Task brief:
Print each of the entries exactly, leaving nothing out.

Items from a figure collection:
* * *
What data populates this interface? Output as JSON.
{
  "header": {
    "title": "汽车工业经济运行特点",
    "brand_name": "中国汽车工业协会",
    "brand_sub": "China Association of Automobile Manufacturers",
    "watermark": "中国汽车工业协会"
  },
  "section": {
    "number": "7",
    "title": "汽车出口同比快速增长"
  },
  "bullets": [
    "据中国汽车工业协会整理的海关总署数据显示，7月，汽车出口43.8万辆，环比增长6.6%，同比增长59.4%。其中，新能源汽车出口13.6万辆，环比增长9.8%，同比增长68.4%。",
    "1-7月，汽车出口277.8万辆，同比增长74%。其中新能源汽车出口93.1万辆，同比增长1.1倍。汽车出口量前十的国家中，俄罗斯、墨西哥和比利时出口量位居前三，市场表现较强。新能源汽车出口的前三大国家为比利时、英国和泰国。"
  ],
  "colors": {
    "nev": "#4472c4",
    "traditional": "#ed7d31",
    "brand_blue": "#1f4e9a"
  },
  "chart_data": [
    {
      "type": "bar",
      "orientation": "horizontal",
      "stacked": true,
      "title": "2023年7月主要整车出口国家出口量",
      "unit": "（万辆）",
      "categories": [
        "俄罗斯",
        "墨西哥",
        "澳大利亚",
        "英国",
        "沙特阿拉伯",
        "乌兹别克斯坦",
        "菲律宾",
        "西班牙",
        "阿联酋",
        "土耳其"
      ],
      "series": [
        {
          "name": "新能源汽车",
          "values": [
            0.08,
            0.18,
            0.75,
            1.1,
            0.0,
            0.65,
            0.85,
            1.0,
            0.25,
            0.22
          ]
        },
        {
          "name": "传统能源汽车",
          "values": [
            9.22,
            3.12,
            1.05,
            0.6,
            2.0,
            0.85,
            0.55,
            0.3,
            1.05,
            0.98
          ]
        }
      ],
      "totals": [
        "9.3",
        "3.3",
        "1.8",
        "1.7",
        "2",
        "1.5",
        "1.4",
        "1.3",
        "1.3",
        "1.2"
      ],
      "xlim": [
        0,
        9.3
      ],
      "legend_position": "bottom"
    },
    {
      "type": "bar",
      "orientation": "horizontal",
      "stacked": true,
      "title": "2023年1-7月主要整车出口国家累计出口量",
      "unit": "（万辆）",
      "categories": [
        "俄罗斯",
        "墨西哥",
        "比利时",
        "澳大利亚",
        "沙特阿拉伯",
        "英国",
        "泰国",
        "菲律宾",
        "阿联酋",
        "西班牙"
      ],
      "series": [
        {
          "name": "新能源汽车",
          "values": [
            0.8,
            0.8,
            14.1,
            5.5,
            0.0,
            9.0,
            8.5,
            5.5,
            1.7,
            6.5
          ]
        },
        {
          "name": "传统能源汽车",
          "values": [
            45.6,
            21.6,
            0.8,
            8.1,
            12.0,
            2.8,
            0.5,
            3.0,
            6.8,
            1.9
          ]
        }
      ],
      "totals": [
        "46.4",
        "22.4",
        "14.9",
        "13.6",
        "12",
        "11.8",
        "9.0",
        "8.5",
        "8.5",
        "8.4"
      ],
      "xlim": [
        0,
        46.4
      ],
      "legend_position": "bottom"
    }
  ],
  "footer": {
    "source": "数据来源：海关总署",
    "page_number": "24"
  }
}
* * *
Exercise response:
What data populates this interface? Output as JSON.
{
  "header": {
    "title": "汽车工业经济运行特点",
    "brand_name": "中国汽车工业协会",
    "brand_sub": "China Association of Automobile Manufacturers",
    "watermark": "中国汽车工业协会"
  },
  "section": {
    "number": "7",
    "title": "汽车出口同比快速增长"
  },
  "bullets": [
    "据中国汽车工业协会整理的海关总署数据显示，7月，汽车出口43.8万辆，环比增长6.6%，同比增长59.4%。其中，新能源汽车出口13.6万辆，环比增长9.8%，同比增长68.4%。",
    "1-7月，汽车出口277.8万辆，同比增长74%。其中新能源汽车出口93.1万辆，同比增长1.1倍。汽车出口量前十的国家中，俄罗斯、墨西哥和比利时出口量位居前三，市场表现较强。新能源汽车出口的前三大国家为比利时、英国和泰国。"
  ],
  "colors": {
    "nev": "#4472c4",
    "traditional": "#ed7d31",
    "brand_blue": "#1f4e9a"
  },
  "chart_data": [
    {
      "type": "bar",
      "orientation": "horizontal",
      "stacked": true,
      "title": "2023年7月主要整车出口国家出口量",
      "unit": "（万辆）",
      "categories": [
        "俄罗斯",
        "墨西哥",
        "澳大利亚",
        "英国",
        "沙特阿拉伯",
        "乌兹别克斯坦",
        "菲律宾",
        "西班牙",
        "阿联酋",
        "土耳其"
      ],
      "series": [
        {
          "name": "新能源汽车",
          "values": [
            0.08,
            0.18,
            0.75,
            1.1,
            0.0,
            0.65,
            0.85,
            1.0,
            0.25,
            0.22
          ]
        },
        {
          "name": "传统能源汽车",
          "values": [
            9.22,
            3.12,
            1.05,
            0.6,
            2.0,
            0.85,
            0.55,
            0.3,
            1.05,
            0.98
          ]
        }
      ],
      "totals": [
        "9.3",
        "3.3",
        "1.8",
        "1.7",
        "2",
        "1.5",
        "1.4",
        "1.3",
        "1.3",
        "1.2"
      ],
      "xlim": [
        0,
        9.3
      ],
      "legend_position": "bottom"
    },
    {
      "type": "bar",
      "orientation": "horizontal",
      "stacked": true,
      "title": "2023年1-7月主要整车出口国家累计出口量",
      "unit": "（万辆）",
      "categories": [
        "俄罗斯",
        "墨西哥",
        "比利时",
        "澳大利亚",
        "沙特阿拉伯",
        "英国",
        "泰国",
        "菲律宾",
        "阿联酋",
        "西班牙"
      ],
      "series": [
        {
          "name": "新能源汽车",
          "values": [
            0.8,
            0.8,
            14.1,
            5.5,
            0.0,
            9.0,
            8.5,
            5.5,
            1.7,
            6.5
          ]
        },
        {
          "name": "传统能源汽车",
          "values": [
            45.6,
            21.6,
            0.8,
            8.1,
            12.0,
            2.8,
            0.5,
            3.0,
            6.8,
            1.9
          ]
        }
      ],
      "totals": [
        "46.4",
        "22.4",
        "14.9",
        "13.6",
        "12",
        "11.8",
        "9.0",
        "8.5",
        "8.5",
        "8.4"
      ],
      "xlim": [
        0,
        46.4
      ],
      "legend_position": "bottom"
    }
  ],
  "footer": {
    "source": "数据来源：海关总署",
    "page_number": "24"
  }
}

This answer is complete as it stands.